Supplied information:

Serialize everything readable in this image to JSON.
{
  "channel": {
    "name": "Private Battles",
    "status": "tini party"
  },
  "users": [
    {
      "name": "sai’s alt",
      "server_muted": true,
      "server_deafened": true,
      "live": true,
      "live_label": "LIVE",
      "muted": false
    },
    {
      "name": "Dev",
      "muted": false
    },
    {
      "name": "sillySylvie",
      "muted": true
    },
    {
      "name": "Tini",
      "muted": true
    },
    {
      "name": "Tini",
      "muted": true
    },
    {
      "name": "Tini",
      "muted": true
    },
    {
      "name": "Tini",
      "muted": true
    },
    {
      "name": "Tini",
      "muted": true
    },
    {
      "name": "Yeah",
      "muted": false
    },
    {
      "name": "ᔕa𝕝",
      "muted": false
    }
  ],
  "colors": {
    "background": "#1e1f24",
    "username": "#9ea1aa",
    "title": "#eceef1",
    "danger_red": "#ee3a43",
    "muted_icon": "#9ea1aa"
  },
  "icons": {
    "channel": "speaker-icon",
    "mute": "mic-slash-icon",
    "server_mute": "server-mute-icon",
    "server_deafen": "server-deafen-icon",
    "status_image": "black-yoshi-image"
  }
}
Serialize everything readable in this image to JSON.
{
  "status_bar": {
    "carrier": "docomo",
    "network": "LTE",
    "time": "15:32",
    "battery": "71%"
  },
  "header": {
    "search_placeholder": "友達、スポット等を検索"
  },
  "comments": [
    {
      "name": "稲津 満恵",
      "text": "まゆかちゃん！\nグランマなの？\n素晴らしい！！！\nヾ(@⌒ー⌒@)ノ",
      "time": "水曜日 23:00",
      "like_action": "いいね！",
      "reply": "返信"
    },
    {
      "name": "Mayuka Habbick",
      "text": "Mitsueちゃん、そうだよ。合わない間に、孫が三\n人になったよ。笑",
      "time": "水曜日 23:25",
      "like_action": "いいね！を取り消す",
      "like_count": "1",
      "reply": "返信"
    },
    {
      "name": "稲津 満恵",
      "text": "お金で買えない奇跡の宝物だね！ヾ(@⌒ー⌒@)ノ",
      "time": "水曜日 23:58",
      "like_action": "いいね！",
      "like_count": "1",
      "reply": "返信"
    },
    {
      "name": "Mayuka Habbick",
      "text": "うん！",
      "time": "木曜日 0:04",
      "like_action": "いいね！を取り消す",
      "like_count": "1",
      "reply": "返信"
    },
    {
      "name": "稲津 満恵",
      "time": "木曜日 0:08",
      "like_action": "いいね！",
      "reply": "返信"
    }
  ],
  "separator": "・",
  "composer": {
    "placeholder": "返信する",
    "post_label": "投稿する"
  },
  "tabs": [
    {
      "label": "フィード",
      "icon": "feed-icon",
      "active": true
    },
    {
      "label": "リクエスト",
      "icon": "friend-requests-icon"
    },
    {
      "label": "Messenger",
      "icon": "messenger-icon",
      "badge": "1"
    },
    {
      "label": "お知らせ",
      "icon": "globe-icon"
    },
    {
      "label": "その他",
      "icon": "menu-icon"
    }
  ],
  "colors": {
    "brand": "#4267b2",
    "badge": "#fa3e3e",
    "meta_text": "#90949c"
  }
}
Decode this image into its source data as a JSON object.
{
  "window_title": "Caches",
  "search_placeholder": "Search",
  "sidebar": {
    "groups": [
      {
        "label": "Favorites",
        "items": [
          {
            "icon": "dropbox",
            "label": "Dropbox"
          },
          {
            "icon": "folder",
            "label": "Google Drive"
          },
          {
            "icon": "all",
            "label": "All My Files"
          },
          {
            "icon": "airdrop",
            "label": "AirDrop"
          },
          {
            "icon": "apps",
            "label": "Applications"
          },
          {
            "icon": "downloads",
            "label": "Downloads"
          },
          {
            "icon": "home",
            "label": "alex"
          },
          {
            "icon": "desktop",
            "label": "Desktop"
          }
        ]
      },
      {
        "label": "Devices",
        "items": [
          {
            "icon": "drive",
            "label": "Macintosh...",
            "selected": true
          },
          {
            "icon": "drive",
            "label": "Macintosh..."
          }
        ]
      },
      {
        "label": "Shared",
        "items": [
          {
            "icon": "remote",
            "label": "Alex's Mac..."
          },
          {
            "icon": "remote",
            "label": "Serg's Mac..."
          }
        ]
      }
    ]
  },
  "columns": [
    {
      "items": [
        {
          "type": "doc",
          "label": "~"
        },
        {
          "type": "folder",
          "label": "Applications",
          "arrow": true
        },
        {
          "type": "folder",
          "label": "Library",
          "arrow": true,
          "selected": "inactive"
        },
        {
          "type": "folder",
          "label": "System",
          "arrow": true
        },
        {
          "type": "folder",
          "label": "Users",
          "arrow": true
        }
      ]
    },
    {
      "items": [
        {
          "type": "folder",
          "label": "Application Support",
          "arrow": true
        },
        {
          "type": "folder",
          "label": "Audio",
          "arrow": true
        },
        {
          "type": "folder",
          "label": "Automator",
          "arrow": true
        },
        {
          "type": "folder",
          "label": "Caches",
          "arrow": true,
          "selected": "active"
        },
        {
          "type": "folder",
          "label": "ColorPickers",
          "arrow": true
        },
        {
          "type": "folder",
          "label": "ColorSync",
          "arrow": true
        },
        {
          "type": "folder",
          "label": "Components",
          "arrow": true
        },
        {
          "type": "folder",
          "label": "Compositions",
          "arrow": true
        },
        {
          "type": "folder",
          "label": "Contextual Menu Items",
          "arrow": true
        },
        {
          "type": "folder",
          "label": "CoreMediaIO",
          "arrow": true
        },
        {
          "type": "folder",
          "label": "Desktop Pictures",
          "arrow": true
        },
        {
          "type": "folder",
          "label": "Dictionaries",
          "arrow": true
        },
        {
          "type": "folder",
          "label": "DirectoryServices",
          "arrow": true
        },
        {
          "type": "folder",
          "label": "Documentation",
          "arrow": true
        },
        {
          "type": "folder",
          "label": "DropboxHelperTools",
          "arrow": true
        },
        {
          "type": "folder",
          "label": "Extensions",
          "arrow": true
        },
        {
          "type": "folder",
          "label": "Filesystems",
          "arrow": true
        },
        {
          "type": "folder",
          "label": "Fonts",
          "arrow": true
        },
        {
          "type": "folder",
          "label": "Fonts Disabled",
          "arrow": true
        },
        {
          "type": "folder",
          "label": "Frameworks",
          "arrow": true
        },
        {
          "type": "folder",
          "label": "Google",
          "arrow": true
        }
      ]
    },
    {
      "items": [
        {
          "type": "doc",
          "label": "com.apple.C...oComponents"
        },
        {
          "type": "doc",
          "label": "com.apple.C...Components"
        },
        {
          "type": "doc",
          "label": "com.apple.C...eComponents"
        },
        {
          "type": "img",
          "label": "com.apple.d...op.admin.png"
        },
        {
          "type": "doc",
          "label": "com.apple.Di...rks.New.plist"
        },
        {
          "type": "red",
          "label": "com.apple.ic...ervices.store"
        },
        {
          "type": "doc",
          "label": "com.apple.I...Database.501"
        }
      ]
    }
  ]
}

Required work:
Where a line of the data holds "Applications", show that line.

Full response:
            "label": "Applications"
          "label": "Applications",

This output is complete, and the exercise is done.